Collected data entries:
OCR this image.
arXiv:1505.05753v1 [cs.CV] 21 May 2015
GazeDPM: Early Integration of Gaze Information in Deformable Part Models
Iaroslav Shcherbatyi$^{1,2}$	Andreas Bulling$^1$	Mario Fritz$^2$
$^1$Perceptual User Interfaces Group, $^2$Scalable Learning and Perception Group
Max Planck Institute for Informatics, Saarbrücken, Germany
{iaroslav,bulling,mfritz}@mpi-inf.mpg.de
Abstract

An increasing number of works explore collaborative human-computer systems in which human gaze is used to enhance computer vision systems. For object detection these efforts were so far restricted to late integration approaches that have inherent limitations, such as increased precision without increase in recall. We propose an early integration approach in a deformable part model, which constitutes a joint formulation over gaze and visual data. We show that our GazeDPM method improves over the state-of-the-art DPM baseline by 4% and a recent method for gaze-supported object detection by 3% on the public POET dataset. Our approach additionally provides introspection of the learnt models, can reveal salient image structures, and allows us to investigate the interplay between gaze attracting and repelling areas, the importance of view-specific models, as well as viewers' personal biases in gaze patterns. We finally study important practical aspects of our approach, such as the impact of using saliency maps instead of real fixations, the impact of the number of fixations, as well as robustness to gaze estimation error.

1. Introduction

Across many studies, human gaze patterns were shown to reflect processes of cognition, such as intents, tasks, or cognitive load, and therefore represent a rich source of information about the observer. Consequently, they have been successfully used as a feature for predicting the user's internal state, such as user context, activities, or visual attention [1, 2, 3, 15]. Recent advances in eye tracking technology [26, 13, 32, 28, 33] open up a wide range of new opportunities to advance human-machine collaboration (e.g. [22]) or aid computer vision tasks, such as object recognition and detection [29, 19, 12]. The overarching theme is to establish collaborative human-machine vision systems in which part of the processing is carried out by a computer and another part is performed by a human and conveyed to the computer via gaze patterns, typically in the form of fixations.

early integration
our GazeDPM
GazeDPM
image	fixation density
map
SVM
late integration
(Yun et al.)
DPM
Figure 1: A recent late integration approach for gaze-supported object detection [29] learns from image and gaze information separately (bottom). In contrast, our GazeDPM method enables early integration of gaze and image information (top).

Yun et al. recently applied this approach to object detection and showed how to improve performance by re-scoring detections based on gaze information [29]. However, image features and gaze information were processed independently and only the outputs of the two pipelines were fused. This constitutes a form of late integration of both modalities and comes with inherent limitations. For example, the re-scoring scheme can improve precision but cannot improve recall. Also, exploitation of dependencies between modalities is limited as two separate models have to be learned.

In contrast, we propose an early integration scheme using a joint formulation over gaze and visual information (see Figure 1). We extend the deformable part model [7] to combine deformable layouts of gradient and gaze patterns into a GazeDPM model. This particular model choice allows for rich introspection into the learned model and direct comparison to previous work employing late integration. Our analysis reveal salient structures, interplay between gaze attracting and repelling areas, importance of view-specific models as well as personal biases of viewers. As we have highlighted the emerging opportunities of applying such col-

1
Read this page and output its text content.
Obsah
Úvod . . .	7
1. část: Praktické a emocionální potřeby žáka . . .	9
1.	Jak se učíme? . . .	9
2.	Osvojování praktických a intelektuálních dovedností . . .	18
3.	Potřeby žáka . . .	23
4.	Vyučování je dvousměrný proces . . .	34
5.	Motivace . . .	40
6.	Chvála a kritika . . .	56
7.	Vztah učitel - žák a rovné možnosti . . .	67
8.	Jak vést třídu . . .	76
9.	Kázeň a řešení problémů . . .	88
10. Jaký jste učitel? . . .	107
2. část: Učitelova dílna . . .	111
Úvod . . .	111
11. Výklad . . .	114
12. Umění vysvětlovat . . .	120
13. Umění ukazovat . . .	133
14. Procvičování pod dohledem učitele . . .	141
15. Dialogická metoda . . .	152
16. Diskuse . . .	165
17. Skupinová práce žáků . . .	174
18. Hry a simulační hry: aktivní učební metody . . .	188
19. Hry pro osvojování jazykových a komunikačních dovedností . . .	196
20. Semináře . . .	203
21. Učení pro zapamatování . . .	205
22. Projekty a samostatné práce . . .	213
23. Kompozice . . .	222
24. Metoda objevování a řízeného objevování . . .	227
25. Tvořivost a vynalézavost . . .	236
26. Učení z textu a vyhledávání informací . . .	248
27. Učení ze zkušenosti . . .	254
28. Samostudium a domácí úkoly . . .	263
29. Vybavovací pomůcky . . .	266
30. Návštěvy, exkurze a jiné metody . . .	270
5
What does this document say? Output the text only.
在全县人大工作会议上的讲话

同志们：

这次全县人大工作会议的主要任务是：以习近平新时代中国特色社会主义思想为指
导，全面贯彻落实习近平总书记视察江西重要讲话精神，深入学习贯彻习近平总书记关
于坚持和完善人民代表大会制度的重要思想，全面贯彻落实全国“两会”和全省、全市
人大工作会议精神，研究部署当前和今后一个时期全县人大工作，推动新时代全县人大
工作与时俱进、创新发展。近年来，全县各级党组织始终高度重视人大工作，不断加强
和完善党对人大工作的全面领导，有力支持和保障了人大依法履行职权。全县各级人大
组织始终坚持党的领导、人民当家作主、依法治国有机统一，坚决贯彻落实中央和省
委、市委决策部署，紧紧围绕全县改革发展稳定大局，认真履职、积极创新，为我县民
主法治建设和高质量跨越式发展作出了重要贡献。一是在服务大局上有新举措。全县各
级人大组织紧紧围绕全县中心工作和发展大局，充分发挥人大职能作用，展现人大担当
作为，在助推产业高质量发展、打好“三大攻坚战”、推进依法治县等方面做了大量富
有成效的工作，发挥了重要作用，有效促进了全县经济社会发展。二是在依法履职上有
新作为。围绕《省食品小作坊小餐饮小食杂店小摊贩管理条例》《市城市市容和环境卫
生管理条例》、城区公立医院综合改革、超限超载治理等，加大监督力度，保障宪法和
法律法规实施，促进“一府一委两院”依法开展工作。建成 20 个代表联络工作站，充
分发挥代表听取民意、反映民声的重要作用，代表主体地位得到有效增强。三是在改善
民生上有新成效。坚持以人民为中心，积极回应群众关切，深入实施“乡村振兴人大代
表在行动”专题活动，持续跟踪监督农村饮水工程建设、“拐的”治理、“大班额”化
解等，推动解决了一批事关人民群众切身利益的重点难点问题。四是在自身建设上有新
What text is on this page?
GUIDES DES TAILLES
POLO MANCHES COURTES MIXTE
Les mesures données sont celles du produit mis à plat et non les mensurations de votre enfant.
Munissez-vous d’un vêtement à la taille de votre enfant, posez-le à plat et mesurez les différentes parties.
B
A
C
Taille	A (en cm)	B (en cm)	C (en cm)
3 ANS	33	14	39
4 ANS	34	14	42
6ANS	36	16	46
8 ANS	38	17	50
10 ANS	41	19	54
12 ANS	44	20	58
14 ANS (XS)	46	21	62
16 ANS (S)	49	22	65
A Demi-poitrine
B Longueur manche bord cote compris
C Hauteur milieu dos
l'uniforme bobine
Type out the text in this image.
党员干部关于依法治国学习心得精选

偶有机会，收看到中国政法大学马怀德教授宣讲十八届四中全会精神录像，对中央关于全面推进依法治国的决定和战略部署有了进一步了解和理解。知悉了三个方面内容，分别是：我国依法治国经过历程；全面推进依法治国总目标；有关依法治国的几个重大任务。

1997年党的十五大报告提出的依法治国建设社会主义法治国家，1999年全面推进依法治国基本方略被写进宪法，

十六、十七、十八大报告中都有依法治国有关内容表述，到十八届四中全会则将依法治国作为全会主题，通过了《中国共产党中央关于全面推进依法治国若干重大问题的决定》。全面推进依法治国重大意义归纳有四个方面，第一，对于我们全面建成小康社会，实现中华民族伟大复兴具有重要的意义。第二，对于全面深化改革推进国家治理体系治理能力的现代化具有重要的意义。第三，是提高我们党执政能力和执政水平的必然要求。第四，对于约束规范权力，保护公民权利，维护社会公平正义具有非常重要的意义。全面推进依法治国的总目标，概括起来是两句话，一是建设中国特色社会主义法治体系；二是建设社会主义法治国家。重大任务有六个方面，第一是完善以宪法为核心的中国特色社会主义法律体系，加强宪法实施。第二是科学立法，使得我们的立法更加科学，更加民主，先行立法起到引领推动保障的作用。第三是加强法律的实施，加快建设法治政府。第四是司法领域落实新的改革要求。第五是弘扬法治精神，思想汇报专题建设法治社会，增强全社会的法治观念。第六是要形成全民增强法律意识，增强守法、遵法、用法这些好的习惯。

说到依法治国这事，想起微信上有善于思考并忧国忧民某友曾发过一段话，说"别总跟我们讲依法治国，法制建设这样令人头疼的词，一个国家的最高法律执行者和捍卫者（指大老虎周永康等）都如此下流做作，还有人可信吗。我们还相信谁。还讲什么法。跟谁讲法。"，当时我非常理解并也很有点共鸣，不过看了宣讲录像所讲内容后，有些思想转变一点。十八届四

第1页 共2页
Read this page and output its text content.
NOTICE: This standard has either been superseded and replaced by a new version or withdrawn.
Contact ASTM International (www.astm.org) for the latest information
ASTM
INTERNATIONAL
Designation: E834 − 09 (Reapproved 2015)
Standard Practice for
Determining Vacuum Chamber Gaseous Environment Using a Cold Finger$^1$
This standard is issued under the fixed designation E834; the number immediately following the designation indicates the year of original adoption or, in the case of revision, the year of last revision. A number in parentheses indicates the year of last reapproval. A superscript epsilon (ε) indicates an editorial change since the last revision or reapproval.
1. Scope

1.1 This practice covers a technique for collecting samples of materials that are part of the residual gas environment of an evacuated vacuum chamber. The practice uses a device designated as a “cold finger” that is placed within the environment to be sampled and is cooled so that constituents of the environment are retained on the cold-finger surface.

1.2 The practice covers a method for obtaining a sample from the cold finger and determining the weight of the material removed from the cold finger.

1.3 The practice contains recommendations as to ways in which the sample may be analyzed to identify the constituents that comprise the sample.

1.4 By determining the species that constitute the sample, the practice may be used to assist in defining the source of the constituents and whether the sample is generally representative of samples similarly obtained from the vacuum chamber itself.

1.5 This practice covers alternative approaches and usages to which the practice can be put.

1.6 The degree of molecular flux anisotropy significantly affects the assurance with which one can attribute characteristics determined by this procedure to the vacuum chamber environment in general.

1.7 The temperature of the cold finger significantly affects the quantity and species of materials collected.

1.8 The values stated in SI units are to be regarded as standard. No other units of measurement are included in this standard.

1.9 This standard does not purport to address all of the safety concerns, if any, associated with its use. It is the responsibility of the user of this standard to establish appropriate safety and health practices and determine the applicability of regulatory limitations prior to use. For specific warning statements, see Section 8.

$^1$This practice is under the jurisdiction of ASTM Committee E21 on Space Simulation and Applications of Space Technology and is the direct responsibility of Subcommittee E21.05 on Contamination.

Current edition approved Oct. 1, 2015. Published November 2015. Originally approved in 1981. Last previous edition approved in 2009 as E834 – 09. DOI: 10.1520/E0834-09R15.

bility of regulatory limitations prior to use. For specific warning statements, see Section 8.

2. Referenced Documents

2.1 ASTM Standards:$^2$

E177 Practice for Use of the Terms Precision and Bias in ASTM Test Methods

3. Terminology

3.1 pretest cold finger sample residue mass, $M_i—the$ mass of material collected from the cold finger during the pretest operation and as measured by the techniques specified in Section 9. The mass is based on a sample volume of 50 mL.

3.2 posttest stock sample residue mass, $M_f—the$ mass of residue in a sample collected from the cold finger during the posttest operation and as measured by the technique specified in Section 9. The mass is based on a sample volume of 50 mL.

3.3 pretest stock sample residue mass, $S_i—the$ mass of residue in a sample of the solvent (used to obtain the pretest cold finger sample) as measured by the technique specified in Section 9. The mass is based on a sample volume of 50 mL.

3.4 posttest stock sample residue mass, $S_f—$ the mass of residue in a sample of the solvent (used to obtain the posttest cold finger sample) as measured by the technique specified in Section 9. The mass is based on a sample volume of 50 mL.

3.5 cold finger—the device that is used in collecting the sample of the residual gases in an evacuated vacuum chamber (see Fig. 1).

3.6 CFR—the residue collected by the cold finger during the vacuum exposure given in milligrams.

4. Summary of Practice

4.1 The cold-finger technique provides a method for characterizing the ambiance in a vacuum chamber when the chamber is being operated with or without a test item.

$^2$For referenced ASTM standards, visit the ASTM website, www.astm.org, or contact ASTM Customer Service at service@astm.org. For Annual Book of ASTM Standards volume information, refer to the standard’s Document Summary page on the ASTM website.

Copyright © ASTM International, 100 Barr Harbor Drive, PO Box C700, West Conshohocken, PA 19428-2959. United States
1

Short problem
Search the entries for the word "Učení" and gather every line where it appears.

Solution
21. Učení pro zapamatování . . .	205
26. Učení z textu a vyhledávání informací . . .	248
27. Učení ze zkušenosti . . .	254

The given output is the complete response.